• Stated task
Restate the records below word for word.

Dataset records:

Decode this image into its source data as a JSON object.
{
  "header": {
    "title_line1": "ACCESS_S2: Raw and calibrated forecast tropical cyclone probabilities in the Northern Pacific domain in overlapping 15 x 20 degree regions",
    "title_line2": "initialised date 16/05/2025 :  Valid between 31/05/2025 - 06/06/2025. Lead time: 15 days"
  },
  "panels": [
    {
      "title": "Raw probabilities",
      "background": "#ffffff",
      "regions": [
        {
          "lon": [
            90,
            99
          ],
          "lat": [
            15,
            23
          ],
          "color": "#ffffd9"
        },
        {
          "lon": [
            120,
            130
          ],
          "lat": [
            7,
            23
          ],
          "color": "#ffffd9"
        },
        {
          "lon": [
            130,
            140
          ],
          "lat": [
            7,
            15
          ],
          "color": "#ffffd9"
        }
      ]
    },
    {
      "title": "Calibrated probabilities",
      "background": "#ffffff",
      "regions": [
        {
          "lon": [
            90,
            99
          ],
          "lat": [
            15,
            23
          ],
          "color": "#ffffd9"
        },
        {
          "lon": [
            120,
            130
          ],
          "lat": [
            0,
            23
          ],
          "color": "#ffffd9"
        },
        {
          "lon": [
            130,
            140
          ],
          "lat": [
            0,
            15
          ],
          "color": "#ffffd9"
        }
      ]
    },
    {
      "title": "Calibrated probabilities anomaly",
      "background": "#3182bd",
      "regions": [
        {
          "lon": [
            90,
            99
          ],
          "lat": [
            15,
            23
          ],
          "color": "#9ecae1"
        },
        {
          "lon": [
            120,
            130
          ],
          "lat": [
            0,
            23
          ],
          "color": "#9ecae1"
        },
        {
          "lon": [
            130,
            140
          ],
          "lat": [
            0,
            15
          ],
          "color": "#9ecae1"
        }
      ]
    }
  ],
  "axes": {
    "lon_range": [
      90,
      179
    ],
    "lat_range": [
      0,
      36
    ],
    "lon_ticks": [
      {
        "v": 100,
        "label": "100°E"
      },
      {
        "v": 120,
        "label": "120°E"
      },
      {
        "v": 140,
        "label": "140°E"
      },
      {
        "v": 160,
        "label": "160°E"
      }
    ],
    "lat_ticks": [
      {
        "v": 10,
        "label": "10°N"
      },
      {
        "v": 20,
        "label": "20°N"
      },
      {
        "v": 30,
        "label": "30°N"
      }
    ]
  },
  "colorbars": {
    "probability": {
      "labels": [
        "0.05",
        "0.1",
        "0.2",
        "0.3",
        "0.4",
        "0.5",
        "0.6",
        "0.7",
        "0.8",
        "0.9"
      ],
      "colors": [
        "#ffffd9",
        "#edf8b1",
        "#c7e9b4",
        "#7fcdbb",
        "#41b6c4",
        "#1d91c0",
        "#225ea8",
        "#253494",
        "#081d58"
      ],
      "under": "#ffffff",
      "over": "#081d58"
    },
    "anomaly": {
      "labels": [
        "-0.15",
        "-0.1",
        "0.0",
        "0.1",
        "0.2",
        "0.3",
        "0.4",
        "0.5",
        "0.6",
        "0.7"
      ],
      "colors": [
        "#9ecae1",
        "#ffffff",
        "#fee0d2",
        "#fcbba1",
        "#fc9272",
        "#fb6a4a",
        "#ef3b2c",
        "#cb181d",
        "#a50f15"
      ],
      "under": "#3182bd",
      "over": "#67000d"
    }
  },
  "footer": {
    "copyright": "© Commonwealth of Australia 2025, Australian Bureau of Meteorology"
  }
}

• Complete output
Decode this image into its source data as a JSON object.
{
  "header": {
    "title_line1": "ACCESS_S2: Raw and calibrated forecast tropical cyclone probabilities in the Northern Pacific domain in overlapping 15 x 20 degree regions",
    "title_line2": "initialised date 16/05/2025 :  Valid between 31/05/2025 - 06/06/2025. Lead time: 15 days"
  },
  "panels": [
    {
      "title": "Raw probabilities",
      "background": "#ffffff",
      "regions": [
        {
          "lon": [
            90,
            99
          ],
          "lat": [
            15,
            23
          ],
          "color": "#ffffd9"
        },
        {
          "lon": [
            120,
            130
          ],
          "lat": [
            7,
            23
          ],
          "color": "#ffffd9"
        },
        {
          "lon": [
            130,
            140
          ],
          "lat": [
            7,
            15
          ],
          "color": "#ffffd9"
        }
      ]
    },
    {
      "title": "Calibrated probabilities",
      "background": "#ffffff",
      "regions": [
        {
          "lon": [
            90,
            99
          ],
          "lat": [
            15,
            23
          ],
          "color": "#ffffd9"
        },
        {
          "lon": [
            120,
            130
          ],
          "lat": [
            0,
            23
          ],
          "color": "#ffffd9"
        },
        {
          "lon": [
            130,
            140
          ],
          "lat": [
            0,
            15
          ],
          "color": "#ffffd9"
        }
      ]
    },
    {
      "title": "Calibrated probabilities anomaly",
      "background": "#3182bd",
      "regions": [
        {
          "lon": [
            90,
            99
          ],
          "lat": [
            15,
            23
          ],
          "color": "#9ecae1"
        },
        {
          "lon": [
            120,
            130
          ],
          "lat": [
            0,
            23
          ],
          "color": "#9ecae1"
        },
        {
          "lon": [
            130,
            140
          ],
          "lat": [
            0,
            15
          ],
          "color": "#9ecae1"
        }
      ]
    }
  ],
  "axes": {
    "lon_range": [
      90,
      179
    ],
    "lat_range": [
      0,
      36
    ],
    "lon_ticks": [
      {
        "v": 100,
        "label": "100°E"
      },
      {
        "v": 120,
        "label": "120°E"
      },
      {
        "v": 140,
        "label": "140°E"
      },
      {
        "v": 160,
        "label": "160°E"
      }
    ],
    "lat_ticks": [
      {
        "v": 10,
        "label": "10°N"
      },
      {
        "v": 20,
        "label": "20°N"
      },
      {
        "v": 30,
        "label": "30°N"
      }
    ]
  },
  "colorbars": {
    "probability": {
      "labels": [
        "0.05",
        "0.1",
        "0.2",
        "0.3",
        "0.4",
        "0.5",
        "0.6",
        "0.7",
        "0.8",
        "0.9"
      ],
      "colors": [
        "#ffffd9",
        "#edf8b1",
        "#c7e9b4",
        "#7fcdbb",
        "#41b6c4",
        "#1d91c0",
        "#225ea8",
        "#253494",
        "#081d58"
      ],
      "under": "#ffffff",
      "over": "#081d58"
    },
    "anomaly": {
      "labels": [
        "-0.15",
        "-0.1",
        "0.0",
        "0.1",
        "0.2",
        "0.3",
        "0.4",
        "0.5",
        "0.6",
        "0.7"
      ],
      "colors": [
        "#9ecae1",
        "#ffffff",
        "#fee0d2",
        "#fcbba1",
        "#fc9272",
        "#fb6a4a",
        "#ef3b2c",
        "#cb181d",
        "#a50f15"
      ],
      "under": "#3182bd",
      "over": "#67000d"
    }
  },
  "footer": {
    "copyright": "© Commonwealth of Australia 2025, Australian Bureau of Meteorology"
  }
}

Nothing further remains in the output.